Provided data start

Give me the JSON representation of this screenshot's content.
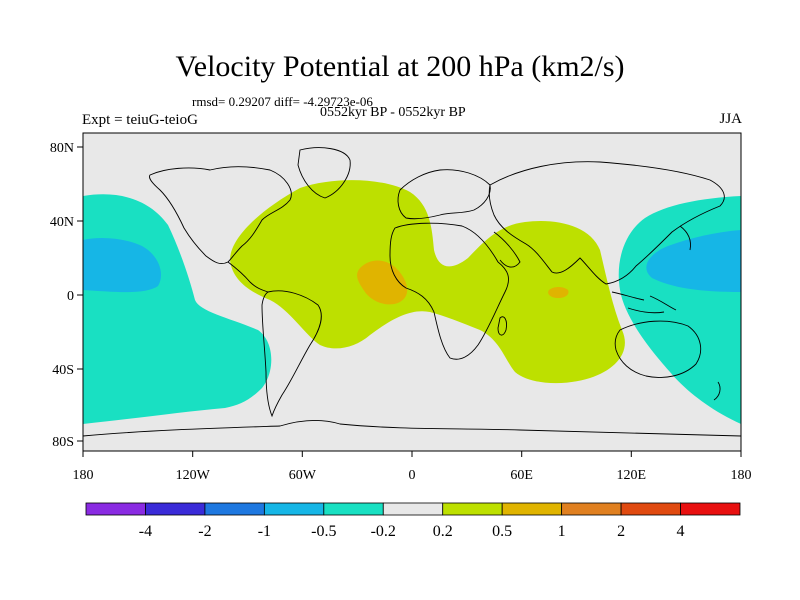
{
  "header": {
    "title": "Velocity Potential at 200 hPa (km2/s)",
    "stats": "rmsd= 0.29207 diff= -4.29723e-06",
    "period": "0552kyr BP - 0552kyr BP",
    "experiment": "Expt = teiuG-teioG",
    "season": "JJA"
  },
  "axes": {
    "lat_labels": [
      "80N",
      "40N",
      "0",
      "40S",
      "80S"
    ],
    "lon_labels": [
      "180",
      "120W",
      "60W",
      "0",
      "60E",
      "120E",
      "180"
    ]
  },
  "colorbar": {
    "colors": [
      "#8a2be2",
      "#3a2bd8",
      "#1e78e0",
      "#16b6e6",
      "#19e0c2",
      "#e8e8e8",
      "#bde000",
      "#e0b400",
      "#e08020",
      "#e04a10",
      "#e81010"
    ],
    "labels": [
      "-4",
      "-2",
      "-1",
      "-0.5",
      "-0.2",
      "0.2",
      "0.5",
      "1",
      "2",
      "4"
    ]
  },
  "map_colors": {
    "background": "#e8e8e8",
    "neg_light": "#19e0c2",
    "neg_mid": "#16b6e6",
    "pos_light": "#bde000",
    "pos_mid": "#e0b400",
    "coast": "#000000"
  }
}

Provided data end
Provided data start

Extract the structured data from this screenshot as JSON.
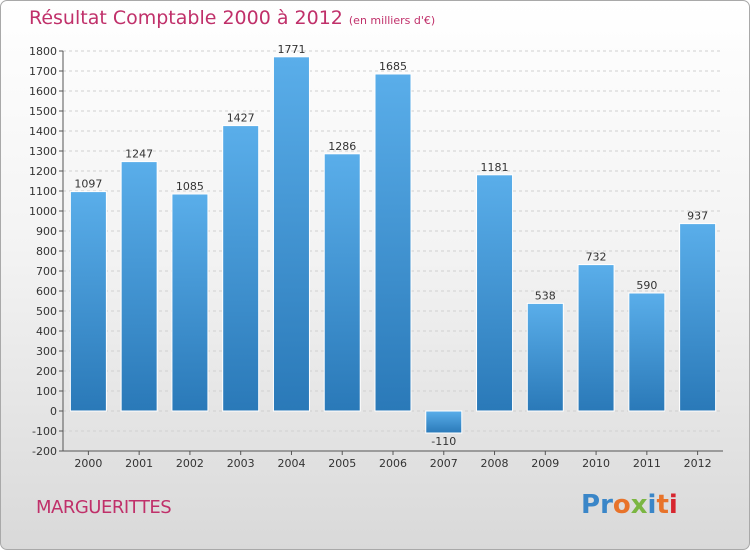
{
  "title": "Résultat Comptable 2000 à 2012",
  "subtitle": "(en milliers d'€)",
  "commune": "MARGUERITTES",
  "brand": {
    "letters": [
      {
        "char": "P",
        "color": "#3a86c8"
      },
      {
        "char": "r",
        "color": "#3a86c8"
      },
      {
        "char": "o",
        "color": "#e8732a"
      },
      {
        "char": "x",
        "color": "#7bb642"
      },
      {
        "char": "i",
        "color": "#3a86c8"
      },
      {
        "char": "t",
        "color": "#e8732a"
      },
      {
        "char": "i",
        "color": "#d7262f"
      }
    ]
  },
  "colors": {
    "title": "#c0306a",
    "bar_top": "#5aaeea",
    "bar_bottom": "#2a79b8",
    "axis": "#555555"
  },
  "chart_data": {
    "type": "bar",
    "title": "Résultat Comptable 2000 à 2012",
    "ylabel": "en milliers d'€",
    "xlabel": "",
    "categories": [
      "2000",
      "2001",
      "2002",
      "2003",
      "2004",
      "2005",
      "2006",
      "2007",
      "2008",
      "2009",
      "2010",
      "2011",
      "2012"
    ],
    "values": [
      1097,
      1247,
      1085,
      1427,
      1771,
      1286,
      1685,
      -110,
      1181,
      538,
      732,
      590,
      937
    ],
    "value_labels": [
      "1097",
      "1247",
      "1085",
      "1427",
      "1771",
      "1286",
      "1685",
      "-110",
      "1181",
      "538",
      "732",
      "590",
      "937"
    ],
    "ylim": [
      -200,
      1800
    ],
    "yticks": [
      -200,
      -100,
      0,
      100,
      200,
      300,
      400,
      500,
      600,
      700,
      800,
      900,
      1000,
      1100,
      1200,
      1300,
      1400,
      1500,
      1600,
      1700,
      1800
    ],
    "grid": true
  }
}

Provided data end

_Work to complete_
Using the listing above, show each line holding the string "this".

_Exercise answer_
Give me the JSON representation of this screenshot's content.
Extract the structured data from this screenshot as JSON.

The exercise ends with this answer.